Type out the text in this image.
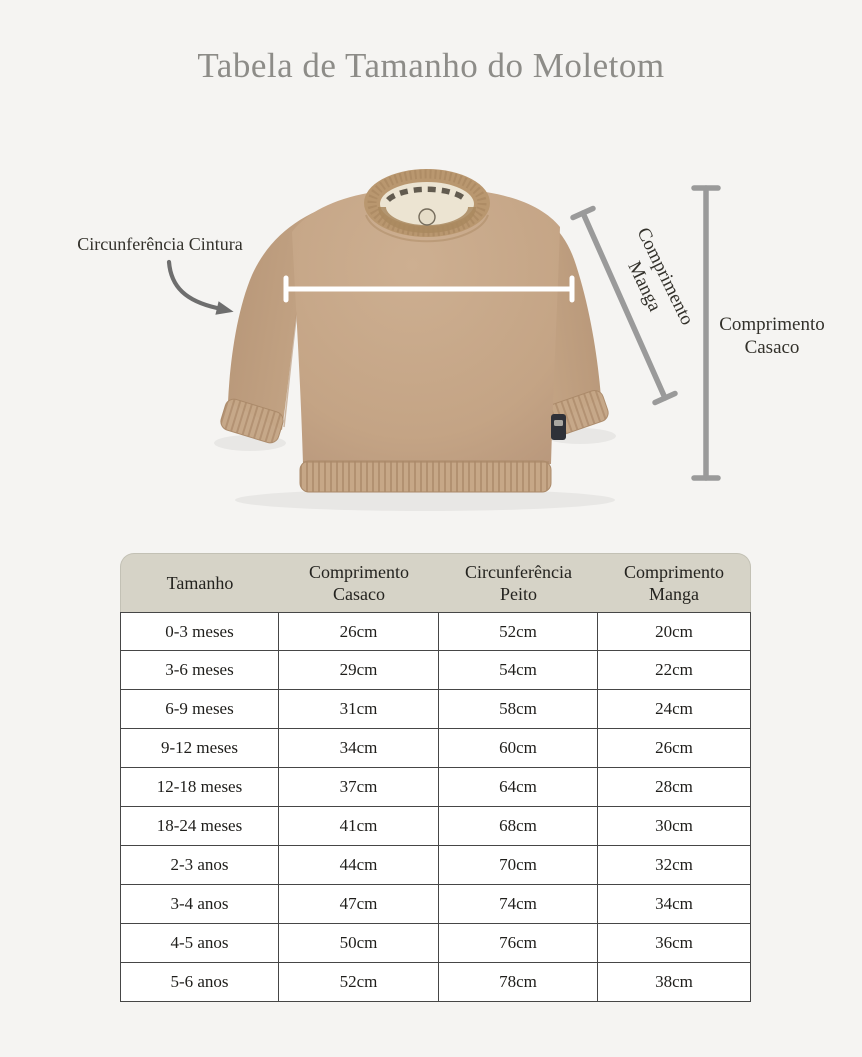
Tabela de Tamanho do Moletom
Circunferência Cintura	Comprimento Manga
Comprimento Casaco
Tamanho	Comprimento Casaco	Circunferência Peito	Comprimento Manga
0-3 meses	26cm	52cm	20cm
3-6 meses	29cm	54cm	22cm
6-9 meses	31cm	58cm	24cm
9-12 meses	34cm	60cm	26cm
12-18 meses	37cm	64cm	28cm
18-24 meses	41cm	68cm	30cm
2-3 anos	44cm	70cm	32cm
3-4 anos	47cm	74cm	34cm
4-5 anos	50cm	76cm	36cm
5-6 anos	52cm	78cm	38cm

Problem to work on: Quote the material word for word, dropping any images it holds.

Exercise result:
Type out the text in this image.
Tabela de Tamanho do Moletom
Circunferência Cintura	Comprimento Manga
Comprimento Casaco
Tamanho	Comprimento Casaco	Circunferência Peito	Comprimento Manga
0-3 meses	26cm	52cm	20cm
3-6 meses	29cm	54cm	22cm
6-9 meses	31cm	58cm	24cm
9-12 meses	34cm	60cm	26cm
12-18 meses	37cm	64cm	28cm
18-24 meses	41cm	68cm	30cm
2-3 anos	44cm	70cm	32cm
3-4 anos	47cm	74cm	34cm
4-5 anos	50cm	76cm	36cm
5-6 anos	52cm	78cm	38cm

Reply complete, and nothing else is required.